> What to produce: For every line in the records that has the word "sistem", make a copy.

__________

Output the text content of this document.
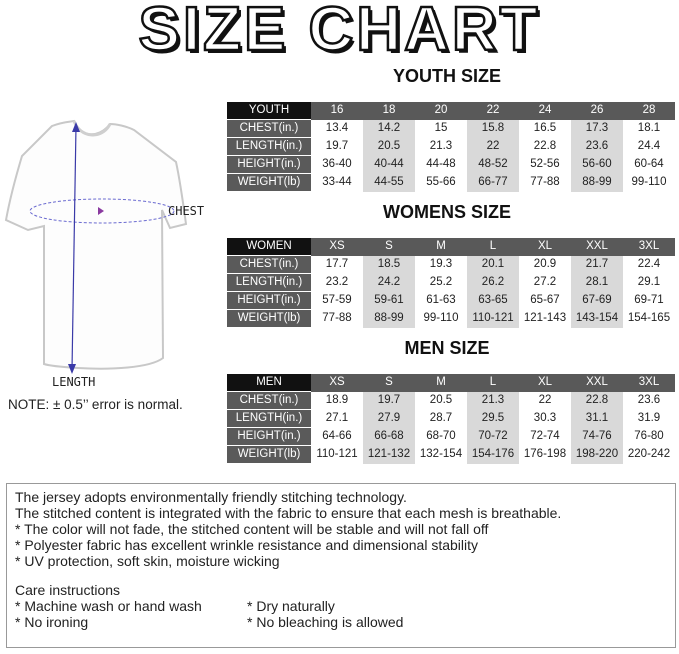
SIZE CHART
CHEST
LENGTH
NOTE: ± 0.5’’ error is normal.
YOUTH SIZE
WOMENS SIZE
MEN SIZE
YOUTH	16	18	20	22	24	26	28
CHEST(in.)	13.4	14.2	15	15.8	16.5	17.3	18.1
LENGTH(in.)	19.7	20.5	21.3	22	22.8	23.6	24.4
HEIGHT(in.)	36-40	40-44	44-48	48-52	52-56	56-60	60-64
WEIGHT(lb)	33-44	44-55	55-66	66-77	77-88	88-99	99-110
WOMEN	XS	S	M	L	XL	XXL	3XL
CHEST(in.)	17.7	18.5	19.3	20.1	20.9	21.7	22.4
LENGTH(in.)	23.2	24.2	25.2	26.2	27.2	28.1	29.1
HEIGHT(in.)	57-59	59-61	61-63	63-65	65-67	67-69	69-71
WEIGHT(lb)	77-88	88-99	99-110	110-121	121-143	143-154	154-165
MEN	XS	S	M	L	XL	XXL	3XL
CHEST(in.)	18.9	19.7	20.5	21.3	22	22.8	23.6
LENGTH(in.)	27.1	27.9	28.7	29.5	30.3	31.1	31.9
HEIGHT(in.)	64-66	66-68	68-70	70-72	72-74	74-76	76-80
WEIGHT(lb)	110-121	121-132	132-154	154-176	176-198	198-220	220-242
The jersey adopts environmentally friendly stitching technology.
The stitched content is integrated with the fabric to ensure that each mesh is breathable.
* The color will not fade, the stitched content will be stable and will not fall off
* Polyester fabric has excellent wrinkle resistance and dimensional stability
* UV protection, soft skin, moisture wicking
Care instructions
* Machine wash or hand wash
* No ironing
* Dry naturally
* No bleaching is allowed
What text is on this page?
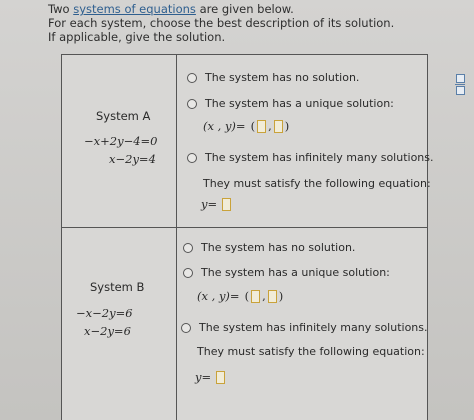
Two systems of equations are given below.
For each system, choose the best description of its solution.
If applicable, give the solution.
System A
−x+2y−4=0
x−2y=4
The system has no solution.
The system has a unique solution:
(x , y)= ( , )
The system has infinitely many solutions.
They must satisfy the following equation:
y=
System B
−x−2y=6
x−2y=6
The system has no solution.
The system has a unique solution:
(x , y)= ( , )
The system has infinitely many solutions.
They must satisfy the following equation:
y=
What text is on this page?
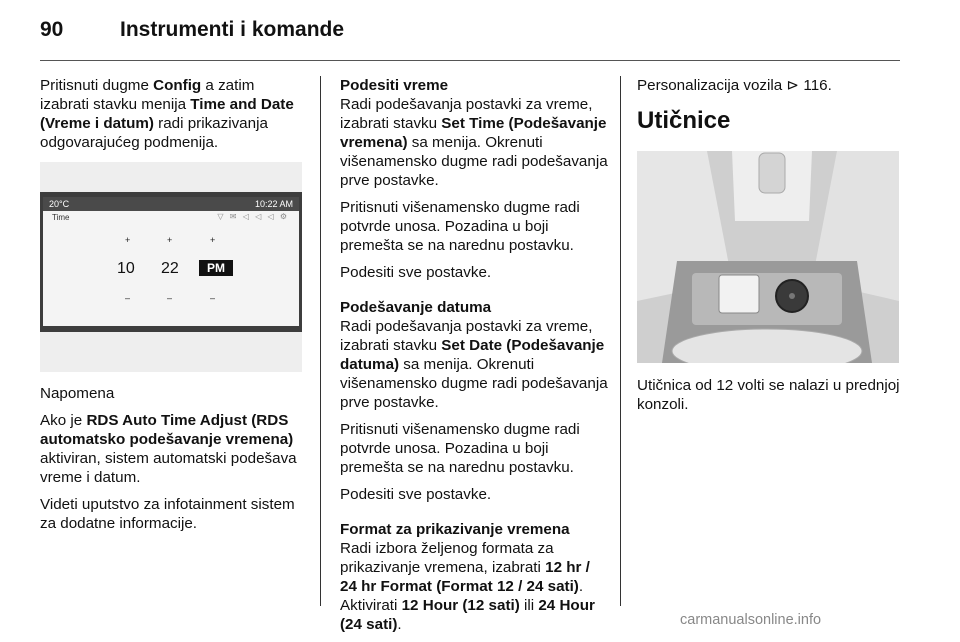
90	Instrumenti i komande

Pritisnuti dugme Config a zatim izabrati stavku menija Time and Date (Vreme i datum) radi prikazivanja odgovarajućeg podmenija.

20°C	10:22 AM
Time	▽ ✉ ◁ ◁ ◁ ⚙
+	+	+
10 22	PM
–	–	–

Napomena

Ako je RDS Auto Time Adjust (RDS automatsko podešavanje vremena) aktiviran, sistem automatski podešava vreme i datum.

Videti uputstvo za infotainment sistem za dodatne informacije.

Podesiti vreme

Radi podešavanja postavki za vreme, izabrati stavku Set Time (Podešavanje vremena) sa menija. Okrenuti višenamensko dugme radi podešavanja prve postavke.

Pritisnuti višenamensko dugme radi potvrde unosa. Pozadina u boji premešta se na narednu postavku.

Podesiti sve postavke.

Podešavanje datuma

Radi podešavanja postavki za vreme, izabrati stavku Set Date (Podešavanje datuma) sa menija. Okrenuti višenamensko dugme radi podešavanja prve postavke.

Pritisnuti višenamensko dugme radi potvrde unosa. Pozadina u boji premešta se na narednu postavku.

Podesiti sve postavke.

Format za prikazivanje vremena

Radi izbora željenog formata za prikazivanje vremena, izabrati 12 hr / 24 hr Format (Format 12 / 24 sati). Aktivirati 12 Hour (12 sati) ili 24 Hour (24 sati).

Personalizacija vozila ⊳ 116.

Utičnice

Utičnica od 12 volti se nalazi u prednjoj konzoli.

carmanualsonline.info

__________

> Full answer:
Ako je RDS Auto Time Adjust (RDS automatsko podešavanje vremena) aktiviran, sistem automatski podešava vreme i datum.
Videti uputstvo za infotainment sistem za dodatne informacije.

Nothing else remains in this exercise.